**The request**
Set the pictures aside and set down only the lines from the line holding "Transcribe this chart's" through the end of the entries below, ends included.
START Exercise input
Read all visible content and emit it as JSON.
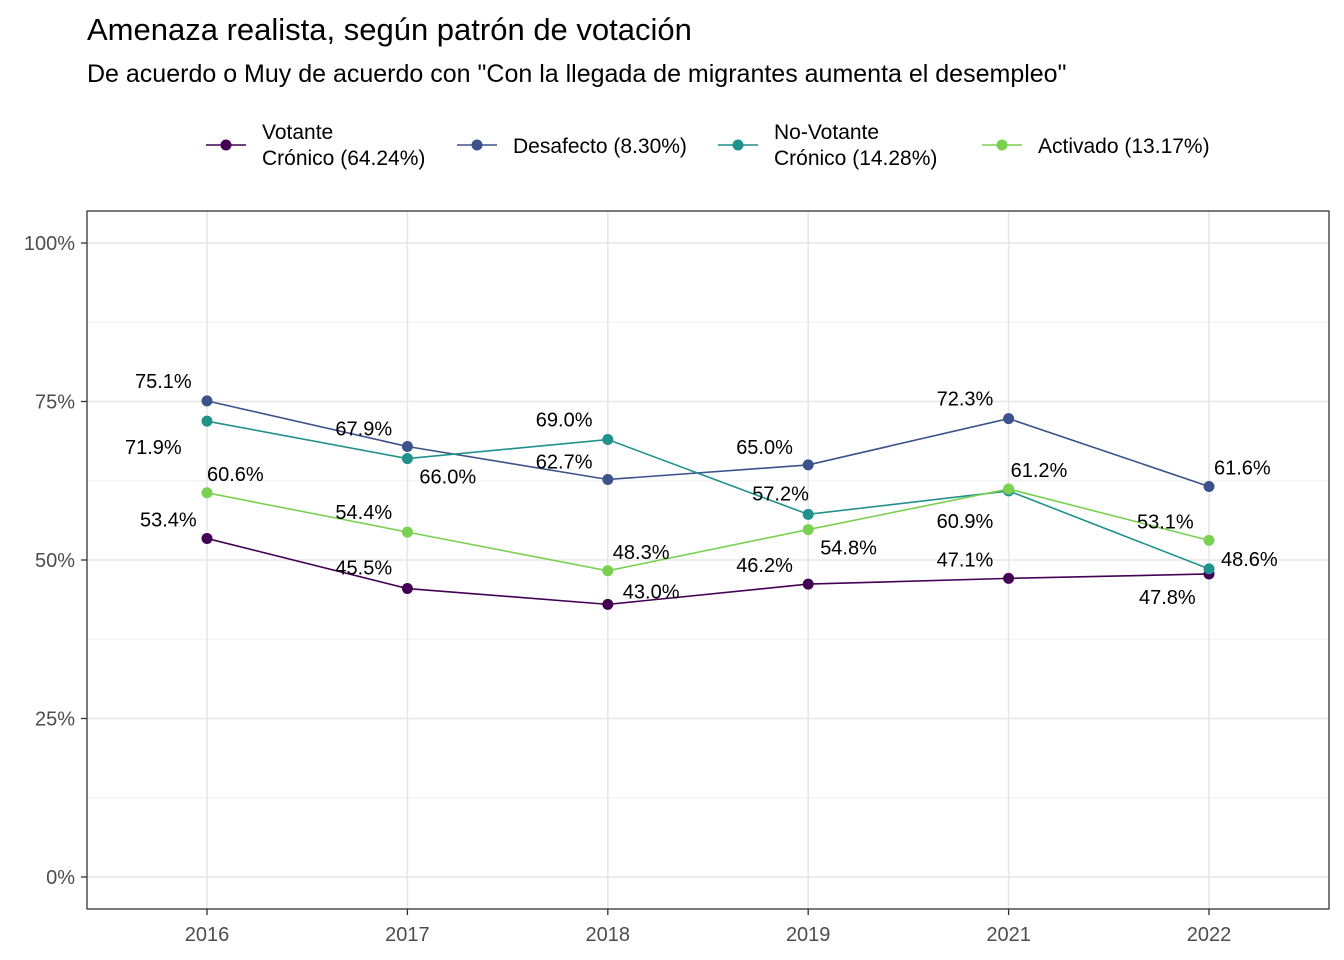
{
  "title": "Amenaza realista, según patrón de votación",
  "subtitle": "De acuerdo o Muy de acuerdo con \"Con la llegada de migrantes aumenta el desempleo\"",
  "chart_data": {
    "type": "line",
    "title": "Amenaza realista, según patrón de votación",
    "subtitle": "De acuerdo o Muy de acuerdo con \"Con la llegada de migrantes aumenta el desempleo\"",
    "xlabel": "",
    "ylabel": "",
    "categories": [
      "2016",
      "2017",
      "2018",
      "2019",
      "2021",
      "2022"
    ],
    "ylim": [
      0,
      100
    ],
    "y_ticks": [
      0,
      25,
      50,
      75,
      100
    ],
    "y_tick_labels": [
      "0%",
      "25%",
      "50%",
      "75%",
      "100%"
    ],
    "grid": true,
    "legend_position": "top",
    "series": [
      {
        "name": "Votante\nCrónico (64.24%)",
        "color": "#440154",
        "values": [
          53.4,
          45.5,
          43.0,
          46.2,
          47.1,
          47.8
        ],
        "labels": [
          "53.4%",
          "45.5%",
          "43.0%",
          "46.2%",
          "47.1%",
          "47.8%"
        ]
      },
      {
        "name": "Desafecto (8.30%)",
        "color": "#3b528b",
        "values": [
          75.1,
          67.9,
          62.7,
          65.0,
          72.3,
          61.6
        ],
        "labels": [
          "75.1%",
          "67.9%",
          "62.7%",
          "65.0%",
          "72.3%",
          "61.6%"
        ]
      },
      {
        "name": "No-Votante\nCrónico (14.28%)",
        "color": "#21918c",
        "values": [
          71.9,
          66.0,
          69.0,
          57.2,
          60.9,
          48.6
        ],
        "labels": [
          "71.9%",
          "66.0%",
          "69.0%",
          "57.2%",
          "60.9%",
          "48.6%"
        ]
      },
      {
        "name": "Activado (13.17%)",
        "color": "#7ad151",
        "values": [
          60.6,
          54.4,
          48.3,
          54.8,
          61.2,
          53.1
        ],
        "labels": [
          "60.6%",
          "54.4%",
          "48.3%",
          "54.8%",
          "61.2%",
          "53.1%"
        ]
      }
    ]
  }
}
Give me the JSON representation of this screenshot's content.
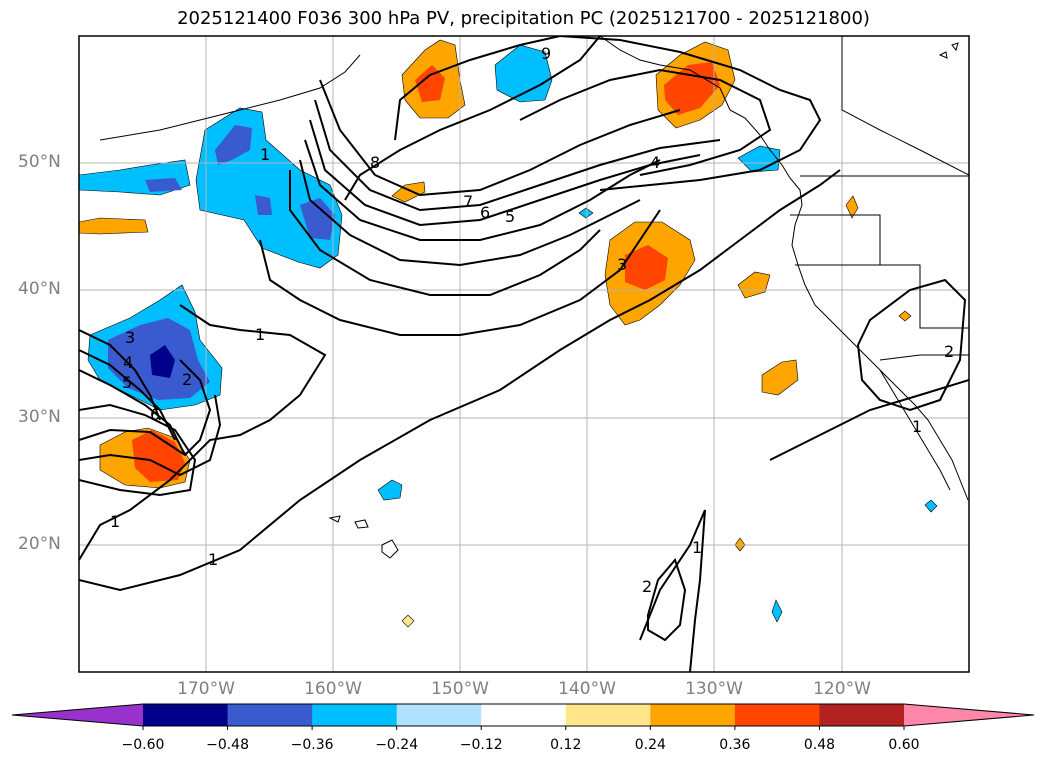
{
  "title": "2025121400 F036 300 hPa PV, precipitation PC (2025121700 - 2025121800)",
  "map": {
    "extent_lon": [
      -180,
      -110
    ],
    "extent_lat": [
      10,
      60
    ],
    "lat_labels": [
      "50°N",
      "40°N",
      "30°N",
      "20°N"
    ],
    "lat_values": [
      50,
      40,
      30,
      20
    ],
    "lon_labels": [
      "170°W",
      "160°W",
      "150°W",
      "140°W",
      "130°W",
      "120°W"
    ],
    "lon_values": [
      -170,
      -160,
      -150,
      -140,
      -130,
      -120
    ],
    "grid": true
  },
  "colorbar": {
    "labels": [
      "−0.60",
      "−0.48",
      "−0.36",
      "−0.24",
      "−0.12",
      "0.12",
      "0.24",
      "0.36",
      "0.48",
      "0.60"
    ],
    "levels": [
      -0.6,
      -0.48,
      -0.36,
      -0.24,
      -0.12,
      0.12,
      0.24,
      0.36,
      0.48,
      0.6
    ],
    "colors": [
      "#9932cc",
      "#00008b",
      "#3a5bcf",
      "#00bfff",
      "#b0e2ff",
      "#ffffff",
      "#ffe68a",
      "#ffa500",
      "#ff4500",
      "#b22222",
      "#ff88aa"
    ],
    "extend": "both"
  },
  "contour_labels": [
    "1",
    "1",
    "1",
    "1",
    "1",
    "1",
    "2",
    "2",
    "2",
    "3",
    "3",
    "4",
    "4",
    "5",
    "5",
    "6",
    "6",
    "7",
    "8",
    "9"
  ]
}
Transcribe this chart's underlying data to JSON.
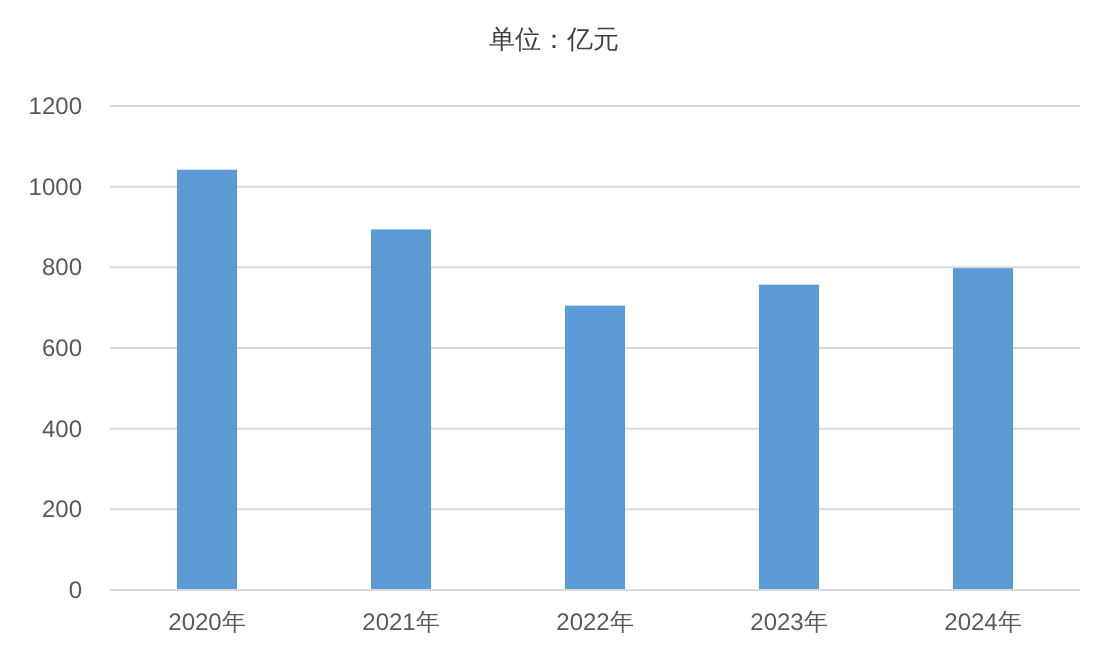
{
  "chart_data": {
    "type": "bar",
    "title": "单位：亿元",
    "categories": [
      "2020年",
      "2021年",
      "2022年",
      "2023年",
      "2024年"
    ],
    "values": [
      1042,
      894,
      705,
      757,
      798
    ],
    "color": "#5b9bd5",
    "ylim": [
      0,
      1200
    ],
    "yticks": [
      0,
      200,
      400,
      600,
      800,
      1000,
      1200
    ],
    "grid": "y"
  }
}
END Exercise input
**Response to this task**
Transcribe this chart's underlying data to JSON.
{
  "chart_data": {
    "type": "bar",
    "title": "单位：亿元",
    "categories": [
      "2020年",
      "2021年",
      "2022年",
      "2023年",
      "2024年"
    ],
    "values": [
      1042,
      894,
      705,
      757,
      798
    ],
    "color": "#5b9bd5",
    "ylim": [
      0,
      1200
    ],
    "yticks": [
      0,
      200,
      400,
      600,
      800,
      1000,
      1200
    ],
    "grid": "y"
  }
}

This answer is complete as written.